__Task prompt__
Tally how many lines of these entries hold the string "JSON". Return the number alone.

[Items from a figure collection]
——
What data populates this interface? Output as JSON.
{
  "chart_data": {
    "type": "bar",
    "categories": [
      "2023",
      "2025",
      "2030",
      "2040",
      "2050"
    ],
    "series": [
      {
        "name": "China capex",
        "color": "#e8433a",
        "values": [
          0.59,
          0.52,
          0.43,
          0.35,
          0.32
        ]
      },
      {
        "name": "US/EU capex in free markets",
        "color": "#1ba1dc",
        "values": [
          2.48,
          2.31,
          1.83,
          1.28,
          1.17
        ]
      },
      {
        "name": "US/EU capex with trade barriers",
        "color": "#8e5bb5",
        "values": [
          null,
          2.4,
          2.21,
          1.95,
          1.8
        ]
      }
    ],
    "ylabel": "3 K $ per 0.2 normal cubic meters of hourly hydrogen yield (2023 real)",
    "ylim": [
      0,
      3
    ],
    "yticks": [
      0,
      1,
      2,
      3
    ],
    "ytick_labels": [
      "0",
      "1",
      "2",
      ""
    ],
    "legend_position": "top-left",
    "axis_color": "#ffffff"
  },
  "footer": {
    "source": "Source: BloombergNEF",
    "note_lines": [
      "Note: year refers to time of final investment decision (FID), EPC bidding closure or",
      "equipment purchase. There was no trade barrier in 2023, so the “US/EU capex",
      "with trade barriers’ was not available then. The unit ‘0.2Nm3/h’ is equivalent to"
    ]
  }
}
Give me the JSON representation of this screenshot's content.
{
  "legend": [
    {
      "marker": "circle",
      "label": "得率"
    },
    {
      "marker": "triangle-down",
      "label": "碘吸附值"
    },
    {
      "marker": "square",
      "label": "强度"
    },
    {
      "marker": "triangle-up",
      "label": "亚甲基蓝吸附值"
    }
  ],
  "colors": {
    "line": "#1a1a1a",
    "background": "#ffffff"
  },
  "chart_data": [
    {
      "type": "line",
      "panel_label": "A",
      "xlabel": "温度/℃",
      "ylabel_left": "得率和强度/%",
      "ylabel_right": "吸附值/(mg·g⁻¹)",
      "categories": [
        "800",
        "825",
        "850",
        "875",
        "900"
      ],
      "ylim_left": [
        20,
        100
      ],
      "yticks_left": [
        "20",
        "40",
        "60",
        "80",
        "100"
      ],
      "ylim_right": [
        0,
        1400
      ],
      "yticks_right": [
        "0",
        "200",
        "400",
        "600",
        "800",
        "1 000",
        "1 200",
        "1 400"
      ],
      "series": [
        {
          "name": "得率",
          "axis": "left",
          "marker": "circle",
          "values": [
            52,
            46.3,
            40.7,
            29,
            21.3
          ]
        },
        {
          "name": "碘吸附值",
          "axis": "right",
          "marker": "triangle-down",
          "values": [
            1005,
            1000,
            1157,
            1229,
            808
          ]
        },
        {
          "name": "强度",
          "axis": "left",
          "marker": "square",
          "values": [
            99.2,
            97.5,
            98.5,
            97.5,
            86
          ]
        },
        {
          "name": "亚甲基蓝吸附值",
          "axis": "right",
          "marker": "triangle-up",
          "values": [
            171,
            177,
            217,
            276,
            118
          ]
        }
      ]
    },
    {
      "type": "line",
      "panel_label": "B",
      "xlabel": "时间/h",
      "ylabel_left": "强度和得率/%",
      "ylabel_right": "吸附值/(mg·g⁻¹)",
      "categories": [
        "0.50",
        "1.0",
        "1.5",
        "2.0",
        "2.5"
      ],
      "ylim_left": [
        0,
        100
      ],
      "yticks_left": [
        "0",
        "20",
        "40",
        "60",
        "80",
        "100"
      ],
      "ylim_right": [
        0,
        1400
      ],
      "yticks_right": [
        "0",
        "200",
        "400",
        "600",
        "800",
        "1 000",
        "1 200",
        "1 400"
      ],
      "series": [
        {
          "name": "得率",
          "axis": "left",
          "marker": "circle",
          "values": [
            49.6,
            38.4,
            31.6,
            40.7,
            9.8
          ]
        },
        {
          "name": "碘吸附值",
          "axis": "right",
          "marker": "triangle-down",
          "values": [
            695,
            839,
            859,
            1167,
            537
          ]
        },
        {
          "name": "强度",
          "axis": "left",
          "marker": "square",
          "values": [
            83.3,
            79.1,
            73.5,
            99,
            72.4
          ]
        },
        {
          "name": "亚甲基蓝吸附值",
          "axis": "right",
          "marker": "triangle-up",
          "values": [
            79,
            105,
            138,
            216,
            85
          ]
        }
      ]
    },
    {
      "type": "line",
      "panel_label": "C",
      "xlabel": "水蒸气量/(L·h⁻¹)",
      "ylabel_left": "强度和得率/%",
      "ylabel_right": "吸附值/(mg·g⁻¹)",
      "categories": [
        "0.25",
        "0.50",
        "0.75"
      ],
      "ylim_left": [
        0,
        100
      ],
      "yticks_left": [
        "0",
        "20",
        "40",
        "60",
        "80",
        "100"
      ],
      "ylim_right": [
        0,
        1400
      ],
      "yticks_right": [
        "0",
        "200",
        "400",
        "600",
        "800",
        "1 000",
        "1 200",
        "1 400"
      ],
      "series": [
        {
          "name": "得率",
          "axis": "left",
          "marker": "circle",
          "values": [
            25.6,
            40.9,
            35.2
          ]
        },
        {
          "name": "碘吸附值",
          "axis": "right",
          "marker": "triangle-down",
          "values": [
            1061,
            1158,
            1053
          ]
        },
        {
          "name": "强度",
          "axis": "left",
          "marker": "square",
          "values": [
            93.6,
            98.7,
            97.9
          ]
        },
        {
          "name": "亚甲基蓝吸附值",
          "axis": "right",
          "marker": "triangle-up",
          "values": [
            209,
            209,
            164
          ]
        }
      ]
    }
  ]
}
——
__Written reply__
2